• [EXERCISE DATA]

--- START ---

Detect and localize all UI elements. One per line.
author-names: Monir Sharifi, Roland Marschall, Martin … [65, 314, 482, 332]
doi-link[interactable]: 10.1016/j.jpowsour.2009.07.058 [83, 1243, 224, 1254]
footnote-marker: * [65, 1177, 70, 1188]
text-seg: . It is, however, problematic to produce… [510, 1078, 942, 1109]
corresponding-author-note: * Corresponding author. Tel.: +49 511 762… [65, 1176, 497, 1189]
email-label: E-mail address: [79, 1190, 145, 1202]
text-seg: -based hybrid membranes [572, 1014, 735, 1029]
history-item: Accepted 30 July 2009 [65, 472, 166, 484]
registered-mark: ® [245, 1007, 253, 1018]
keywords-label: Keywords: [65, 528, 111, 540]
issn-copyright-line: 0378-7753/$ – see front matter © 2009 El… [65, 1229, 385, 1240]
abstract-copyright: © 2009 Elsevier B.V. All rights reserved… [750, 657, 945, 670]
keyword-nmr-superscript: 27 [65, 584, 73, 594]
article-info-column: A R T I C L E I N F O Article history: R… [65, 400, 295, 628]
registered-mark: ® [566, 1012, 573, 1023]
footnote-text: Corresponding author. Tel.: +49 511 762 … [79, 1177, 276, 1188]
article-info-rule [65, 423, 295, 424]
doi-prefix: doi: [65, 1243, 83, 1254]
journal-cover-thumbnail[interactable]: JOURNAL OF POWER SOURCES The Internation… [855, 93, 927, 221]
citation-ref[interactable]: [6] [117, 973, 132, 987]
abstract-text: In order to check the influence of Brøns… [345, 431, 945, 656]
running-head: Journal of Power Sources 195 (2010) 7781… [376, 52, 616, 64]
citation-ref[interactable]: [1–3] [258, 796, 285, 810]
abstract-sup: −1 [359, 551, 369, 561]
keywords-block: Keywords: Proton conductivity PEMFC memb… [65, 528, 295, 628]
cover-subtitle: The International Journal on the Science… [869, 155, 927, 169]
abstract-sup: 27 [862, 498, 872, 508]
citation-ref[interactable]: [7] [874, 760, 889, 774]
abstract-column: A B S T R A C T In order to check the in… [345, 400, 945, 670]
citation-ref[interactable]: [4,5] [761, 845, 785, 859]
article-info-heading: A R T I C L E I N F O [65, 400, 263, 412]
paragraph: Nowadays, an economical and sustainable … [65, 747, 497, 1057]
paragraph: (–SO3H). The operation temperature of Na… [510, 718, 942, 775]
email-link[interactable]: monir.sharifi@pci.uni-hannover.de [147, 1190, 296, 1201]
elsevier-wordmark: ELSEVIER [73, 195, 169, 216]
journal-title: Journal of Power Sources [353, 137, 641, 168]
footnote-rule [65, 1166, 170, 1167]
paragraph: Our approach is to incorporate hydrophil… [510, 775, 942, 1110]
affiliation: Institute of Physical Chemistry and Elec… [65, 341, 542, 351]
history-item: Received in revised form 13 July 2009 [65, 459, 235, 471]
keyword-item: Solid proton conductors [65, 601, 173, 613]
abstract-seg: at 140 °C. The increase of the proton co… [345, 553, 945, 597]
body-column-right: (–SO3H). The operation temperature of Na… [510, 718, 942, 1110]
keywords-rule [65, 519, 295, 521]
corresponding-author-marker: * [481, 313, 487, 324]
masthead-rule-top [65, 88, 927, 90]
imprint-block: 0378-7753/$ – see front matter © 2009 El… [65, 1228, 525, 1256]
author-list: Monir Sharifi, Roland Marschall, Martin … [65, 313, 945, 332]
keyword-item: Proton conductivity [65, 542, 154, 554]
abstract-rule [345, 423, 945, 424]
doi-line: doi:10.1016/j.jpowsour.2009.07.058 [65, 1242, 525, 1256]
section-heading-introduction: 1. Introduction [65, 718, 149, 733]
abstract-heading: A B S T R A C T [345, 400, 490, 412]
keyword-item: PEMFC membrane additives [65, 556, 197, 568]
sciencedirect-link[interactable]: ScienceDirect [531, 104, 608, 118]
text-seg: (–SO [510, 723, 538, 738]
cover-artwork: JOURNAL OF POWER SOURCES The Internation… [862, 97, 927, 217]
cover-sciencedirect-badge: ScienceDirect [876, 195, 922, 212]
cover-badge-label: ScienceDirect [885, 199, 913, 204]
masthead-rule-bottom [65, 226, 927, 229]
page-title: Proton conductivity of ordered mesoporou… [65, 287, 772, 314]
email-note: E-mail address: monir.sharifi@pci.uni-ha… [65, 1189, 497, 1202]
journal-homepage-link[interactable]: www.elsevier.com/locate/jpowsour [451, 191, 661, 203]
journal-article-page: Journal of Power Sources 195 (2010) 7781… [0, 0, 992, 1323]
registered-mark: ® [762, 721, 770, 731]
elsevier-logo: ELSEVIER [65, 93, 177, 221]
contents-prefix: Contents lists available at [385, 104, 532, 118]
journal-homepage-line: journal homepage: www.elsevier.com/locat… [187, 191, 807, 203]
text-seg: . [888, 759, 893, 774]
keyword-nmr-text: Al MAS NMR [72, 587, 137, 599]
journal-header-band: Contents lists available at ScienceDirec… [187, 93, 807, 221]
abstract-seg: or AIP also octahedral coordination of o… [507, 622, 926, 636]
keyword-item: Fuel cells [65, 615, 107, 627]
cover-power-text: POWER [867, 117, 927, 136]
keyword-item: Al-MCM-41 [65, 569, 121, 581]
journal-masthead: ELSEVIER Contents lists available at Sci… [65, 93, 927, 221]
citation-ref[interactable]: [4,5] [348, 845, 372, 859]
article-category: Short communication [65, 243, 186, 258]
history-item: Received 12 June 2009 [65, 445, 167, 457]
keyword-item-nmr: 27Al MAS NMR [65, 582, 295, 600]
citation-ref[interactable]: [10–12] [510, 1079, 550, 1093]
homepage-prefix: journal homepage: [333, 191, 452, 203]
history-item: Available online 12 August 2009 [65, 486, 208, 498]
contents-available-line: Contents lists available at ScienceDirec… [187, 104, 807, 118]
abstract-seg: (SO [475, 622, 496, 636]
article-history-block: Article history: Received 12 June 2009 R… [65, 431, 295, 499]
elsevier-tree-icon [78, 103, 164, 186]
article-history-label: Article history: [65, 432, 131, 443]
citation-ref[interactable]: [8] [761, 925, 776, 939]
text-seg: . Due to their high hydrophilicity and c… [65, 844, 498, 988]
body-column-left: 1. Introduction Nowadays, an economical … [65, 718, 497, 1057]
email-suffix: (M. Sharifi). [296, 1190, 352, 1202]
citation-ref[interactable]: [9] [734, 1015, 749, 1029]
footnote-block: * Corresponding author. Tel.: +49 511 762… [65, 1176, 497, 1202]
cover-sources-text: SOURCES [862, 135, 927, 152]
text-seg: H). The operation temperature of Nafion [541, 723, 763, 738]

--- END ---

• [ACTIVITY] From the first line to the last, return the data exactly as written.

• [FINISHED EXERCISE]
Detect and localize all UI elements. One per line.
author-names: Monir Sharifi, Roland Marschall, Martin … [65, 314, 482, 332]
doi-link[interactable]: 10.1016/j.jpowsour.2009.07.058 [83, 1243, 224, 1254]
footnote-marker: * [65, 1177, 70, 1188]
text-seg: . It is, however, problematic to produce… [510, 1078, 942, 1109]
corresponding-author-note: * Corresponding author. Tel.: +49 511 762… [65, 1176, 497, 1189]
email-label: E-mail address: [79, 1190, 145, 1202]
text-seg: -based hybrid membranes [572, 1014, 735, 1029]
history-item: Accepted 30 July 2009 [65, 472, 166, 484]
registered-mark: ® [245, 1007, 253, 1018]
keywords-label: Keywords: [65, 528, 111, 540]
issn-copyright-line: 0378-7753/$ – see front matter © 2009 El… [65, 1229, 385, 1240]
abstract-copyright: © 2009 Elsevier B.V. All rights reserved… [750, 657, 945, 670]
keyword-nmr-superscript: 27 [65, 584, 73, 594]
article-info-column: A R T I C L E I N F O Article history: R… [65, 400, 295, 628]
registered-mark: ® [566, 1012, 573, 1023]
footnote-text: Corresponding author. Tel.: +49 511 762 … [79, 1177, 276, 1188]
article-info-rule [65, 423, 295, 424]
doi-prefix: doi: [65, 1243, 83, 1254]
journal-cover-thumbnail[interactable]: JOURNAL OF POWER SOURCES The Internation… [855, 93, 927, 221]
citation-ref[interactable]: [6] [117, 973, 132, 987]
abstract-text: In order to check the influence of Brøns… [345, 431, 945, 656]
running-head: Journal of Power Sources 195 (2010) 7781… [376, 52, 616, 64]
citation-ref[interactable]: [1–3] [258, 796, 285, 810]
abstract-sup: −1 [359, 551, 369, 561]
keywords-block: Keywords: Proton conductivity PEMFC memb… [65, 528, 295, 628]
cover-subtitle: The International Journal on the Science… [869, 155, 927, 169]
abstract-sup: 27 [862, 498, 872, 508]
citation-ref[interactable]: [7] [874, 760, 889, 774]
abstract-column: A B S T R A C T In order to check the in… [345, 400, 945, 670]
citation-ref[interactable]: [4,5] [761, 845, 785, 859]
article-info-heading: A R T I C L E I N F O [65, 400, 263, 412]
paragraph: Nowadays, an economical and sustainable … [65, 747, 497, 1057]
paragraph: (–SO3H). The operation temperature of Na… [510, 718, 942, 775]
email-link[interactable]: monir.sharifi@pci.uni-hannover.de [147, 1190, 296, 1201]
elsevier-wordmark: ELSEVIER [73, 195, 169, 216]
journal-title: Journal of Power Sources [353, 137, 641, 168]
footnote-rule [65, 1166, 170, 1167]
paragraph: Our approach is to incorporate hydrophil… [510, 775, 942, 1110]
affiliation: Institute of Physical Chemistry and Elec… [65, 341, 542, 351]
history-item: Received in revised form 13 July 2009 [65, 459, 235, 471]
keyword-item: Solid proton conductors [65, 601, 173, 613]
abstract-seg: at 140 °C. The increase of the proton co… [345, 553, 945, 597]
body-column-right: (–SO3H). The operation temperature of Na… [510, 718, 942, 1110]
keywords-rule [65, 519, 295, 521]
corresponding-author-marker: * [481, 313, 487, 324]
masthead-rule-top [65, 88, 927, 90]
imprint-block: 0378-7753/$ – see front matter © 2009 El… [65, 1228, 525, 1256]
author-list: Monir Sharifi, Roland Marschall, Martin … [65, 313, 945, 332]
keyword-item: Proton conductivity [65, 542, 154, 554]
abstract-rule [345, 423, 945, 424]
doi-line: doi:10.1016/j.jpowsour.2009.07.058 [65, 1242, 525, 1256]
section-heading-introduction: 1. Introduction [65, 718, 149, 733]
abstract-heading: A B S T R A C T [345, 400, 490, 412]
keyword-item: PEMFC membrane additives [65, 556, 197, 568]
sciencedirect-link[interactable]: ScienceDirect [531, 104, 608, 118]
text-seg: (–SO [510, 723, 538, 738]
cover-artwork: JOURNAL OF POWER SOURCES The Internation… [862, 97, 927, 217]
cover-sciencedirect-badge: ScienceDirect [876, 195, 922, 212]
cover-badge-label: ScienceDirect [885, 199, 913, 204]
masthead-rule-bottom [65, 226, 927, 229]
page-title: Proton conductivity of ordered mesoporou… [65, 287, 772, 314]
email-note: E-mail address: monir.sharifi@pci.uni-ha… [65, 1189, 497, 1202]
journal-homepage-link[interactable]: www.elsevier.com/locate/jpowsour [451, 191, 661, 203]
journal-article-page: Journal of Power Sources 195 (2010) 7781… [0, 0, 992, 1323]
registered-mark: ® [762, 721, 770, 731]
elsevier-logo: ELSEVIER [65, 93, 177, 221]
contents-prefix: Contents lists available at [385, 104, 532, 118]
journal-homepage-line: journal homepage: www.elsevier.com/locat… [187, 191, 807, 203]
text-seg: . [888, 759, 893, 774]
keyword-nmr-text: Al MAS NMR [72, 587, 137, 599]
journal-header-band: Contents lists available at ScienceDirec… [187, 93, 807, 221]
abstract-seg: or AIP also octahedral coordination of o… [507, 622, 926, 636]
keyword-item: Fuel cells [65, 615, 107, 627]
cover-power-text: POWER [867, 117, 927, 136]
keyword-item: Al-MCM-41 [65, 569, 121, 581]
journal-masthead: ELSEVIER Contents lists available at Sci… [65, 93, 927, 221]
citation-ref[interactable]: [4,5] [348, 845, 372, 859]
article-category: Short communication [65, 243, 186, 258]
history-item: Received 12 June 2009 [65, 445, 167, 457]
keyword-item-nmr: 27Al MAS NMR [65, 582, 295, 600]
citation-ref[interactable]: [10–12] [510, 1079, 550, 1093]
homepage-prefix: journal homepage: [333, 191, 452, 203]
history-item: Available online 12 August 2009 [65, 486, 208, 498]
contents-available-line: Contents lists available at ScienceDirec… [187, 104, 807, 118]
abstract-seg: (SO [475, 622, 496, 636]
article-history-block: Article history: Received 12 June 2009 R… [65, 431, 295, 499]
elsevier-tree-icon [78, 103, 164, 186]
article-history-label: Article history: [65, 432, 131, 443]
citation-ref[interactable]: [8] [761, 925, 776, 939]
text-seg: . Due to their high hydrophilicity and c… [65, 844, 498, 988]
body-column-left: 1. Introduction Nowadays, an economical … [65, 718, 497, 1057]
email-suffix: (M. Sharifi). [296, 1190, 352, 1202]
citation-ref[interactable]: [9] [734, 1015, 749, 1029]
footnote-block: * Corresponding author. Tel.: +49 511 762… [65, 1176, 497, 1202]
cover-sources-text: SOURCES [862, 135, 927, 152]
text-seg: H). The operation temperature of Nafion [541, 723, 763, 738]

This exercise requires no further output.